Records:
** BEGIN **

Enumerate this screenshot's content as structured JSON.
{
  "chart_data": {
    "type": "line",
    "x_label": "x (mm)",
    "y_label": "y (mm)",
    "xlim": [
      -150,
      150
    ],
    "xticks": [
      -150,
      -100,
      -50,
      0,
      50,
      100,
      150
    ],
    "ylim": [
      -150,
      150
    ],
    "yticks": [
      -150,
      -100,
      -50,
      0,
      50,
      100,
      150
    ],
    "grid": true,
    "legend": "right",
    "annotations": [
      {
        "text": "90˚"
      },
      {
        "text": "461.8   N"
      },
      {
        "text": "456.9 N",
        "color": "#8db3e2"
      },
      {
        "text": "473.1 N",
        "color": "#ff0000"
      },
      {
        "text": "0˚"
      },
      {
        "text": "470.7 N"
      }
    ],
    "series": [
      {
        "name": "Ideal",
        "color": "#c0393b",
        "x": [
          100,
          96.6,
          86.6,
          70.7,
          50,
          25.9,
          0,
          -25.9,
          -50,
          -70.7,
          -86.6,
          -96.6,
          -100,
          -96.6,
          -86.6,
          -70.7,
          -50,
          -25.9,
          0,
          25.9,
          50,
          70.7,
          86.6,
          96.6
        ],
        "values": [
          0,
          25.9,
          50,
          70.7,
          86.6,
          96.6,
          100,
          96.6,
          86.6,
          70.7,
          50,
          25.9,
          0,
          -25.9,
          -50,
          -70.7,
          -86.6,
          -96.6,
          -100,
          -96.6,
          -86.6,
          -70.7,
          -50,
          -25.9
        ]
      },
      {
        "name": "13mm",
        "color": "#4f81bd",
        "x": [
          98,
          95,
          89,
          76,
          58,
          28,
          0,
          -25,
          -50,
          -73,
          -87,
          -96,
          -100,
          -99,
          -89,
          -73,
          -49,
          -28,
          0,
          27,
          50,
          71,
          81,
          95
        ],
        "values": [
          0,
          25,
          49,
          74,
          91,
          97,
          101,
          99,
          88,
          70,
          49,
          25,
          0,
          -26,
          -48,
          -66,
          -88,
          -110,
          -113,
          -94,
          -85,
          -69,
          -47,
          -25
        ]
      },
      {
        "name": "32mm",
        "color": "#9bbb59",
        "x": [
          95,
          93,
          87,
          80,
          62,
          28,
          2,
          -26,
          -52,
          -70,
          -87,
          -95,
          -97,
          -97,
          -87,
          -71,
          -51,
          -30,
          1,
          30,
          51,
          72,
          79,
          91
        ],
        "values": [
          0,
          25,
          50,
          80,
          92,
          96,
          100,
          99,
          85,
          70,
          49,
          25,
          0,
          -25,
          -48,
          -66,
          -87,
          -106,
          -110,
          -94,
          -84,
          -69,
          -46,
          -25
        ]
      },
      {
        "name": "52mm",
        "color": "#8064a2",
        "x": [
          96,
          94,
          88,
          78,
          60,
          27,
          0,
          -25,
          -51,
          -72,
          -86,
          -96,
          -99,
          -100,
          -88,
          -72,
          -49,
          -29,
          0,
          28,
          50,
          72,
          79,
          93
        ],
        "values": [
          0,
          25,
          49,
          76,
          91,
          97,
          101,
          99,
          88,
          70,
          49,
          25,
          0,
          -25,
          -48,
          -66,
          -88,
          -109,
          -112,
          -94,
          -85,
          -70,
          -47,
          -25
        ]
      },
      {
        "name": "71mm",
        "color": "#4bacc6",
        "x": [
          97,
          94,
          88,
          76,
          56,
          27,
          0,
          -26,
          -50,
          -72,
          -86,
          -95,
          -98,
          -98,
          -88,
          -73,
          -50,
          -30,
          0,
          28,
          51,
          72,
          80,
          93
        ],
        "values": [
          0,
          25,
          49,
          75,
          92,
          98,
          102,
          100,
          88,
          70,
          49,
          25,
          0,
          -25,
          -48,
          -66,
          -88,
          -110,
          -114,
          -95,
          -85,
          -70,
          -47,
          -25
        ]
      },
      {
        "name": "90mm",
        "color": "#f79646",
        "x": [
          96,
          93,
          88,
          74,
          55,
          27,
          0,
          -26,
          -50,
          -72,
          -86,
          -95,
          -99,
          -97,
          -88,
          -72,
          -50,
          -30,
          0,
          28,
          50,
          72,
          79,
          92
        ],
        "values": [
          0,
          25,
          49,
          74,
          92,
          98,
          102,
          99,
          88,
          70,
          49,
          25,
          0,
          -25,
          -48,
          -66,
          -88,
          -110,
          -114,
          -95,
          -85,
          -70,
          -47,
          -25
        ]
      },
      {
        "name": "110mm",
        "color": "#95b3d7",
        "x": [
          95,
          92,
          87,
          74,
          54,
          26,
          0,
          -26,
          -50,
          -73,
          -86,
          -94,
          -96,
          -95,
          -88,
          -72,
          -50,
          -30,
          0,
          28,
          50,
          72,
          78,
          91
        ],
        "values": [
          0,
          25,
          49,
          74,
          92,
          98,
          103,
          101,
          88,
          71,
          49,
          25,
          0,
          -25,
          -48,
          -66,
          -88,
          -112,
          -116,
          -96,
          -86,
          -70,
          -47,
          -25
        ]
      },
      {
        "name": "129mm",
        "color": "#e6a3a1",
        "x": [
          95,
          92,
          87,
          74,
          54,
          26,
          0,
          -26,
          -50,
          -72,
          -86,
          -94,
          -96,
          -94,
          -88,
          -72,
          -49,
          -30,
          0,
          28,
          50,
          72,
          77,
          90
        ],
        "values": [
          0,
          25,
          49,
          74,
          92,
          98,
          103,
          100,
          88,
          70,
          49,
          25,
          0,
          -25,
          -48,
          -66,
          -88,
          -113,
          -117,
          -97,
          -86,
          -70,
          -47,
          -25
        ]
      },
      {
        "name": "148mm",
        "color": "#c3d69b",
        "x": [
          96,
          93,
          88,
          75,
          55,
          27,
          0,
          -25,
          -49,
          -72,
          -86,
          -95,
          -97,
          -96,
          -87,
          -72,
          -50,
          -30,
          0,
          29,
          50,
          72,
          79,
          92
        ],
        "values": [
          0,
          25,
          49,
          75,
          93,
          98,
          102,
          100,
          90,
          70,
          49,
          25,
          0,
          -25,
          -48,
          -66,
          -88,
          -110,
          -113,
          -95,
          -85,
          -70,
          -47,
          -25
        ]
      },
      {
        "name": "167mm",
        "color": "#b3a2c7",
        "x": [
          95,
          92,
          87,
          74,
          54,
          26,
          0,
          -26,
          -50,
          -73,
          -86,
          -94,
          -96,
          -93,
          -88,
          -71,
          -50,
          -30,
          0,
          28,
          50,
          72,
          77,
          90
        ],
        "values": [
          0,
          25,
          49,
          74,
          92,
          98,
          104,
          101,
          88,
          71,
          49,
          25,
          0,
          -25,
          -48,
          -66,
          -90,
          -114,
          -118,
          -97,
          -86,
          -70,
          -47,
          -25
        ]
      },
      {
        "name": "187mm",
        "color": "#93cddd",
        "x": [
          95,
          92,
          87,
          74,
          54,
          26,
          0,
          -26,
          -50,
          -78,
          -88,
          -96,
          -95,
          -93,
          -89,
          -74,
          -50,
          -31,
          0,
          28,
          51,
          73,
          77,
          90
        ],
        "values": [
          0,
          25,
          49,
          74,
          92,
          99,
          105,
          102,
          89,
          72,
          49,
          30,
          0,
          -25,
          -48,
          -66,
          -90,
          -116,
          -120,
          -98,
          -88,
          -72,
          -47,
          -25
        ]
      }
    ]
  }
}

** END **

Return each line where "name" shows up.

Response to this task:
        "name": "Ideal",
        "name": "13mm",
        "name": "32mm",
        "name": "52mm",
        "name": "71mm",
        "name": "90mm",
        "name": "110mm",
        "name": "129mm",
        "name": "148mm",
        "name": "167mm",
        "name": "187mm",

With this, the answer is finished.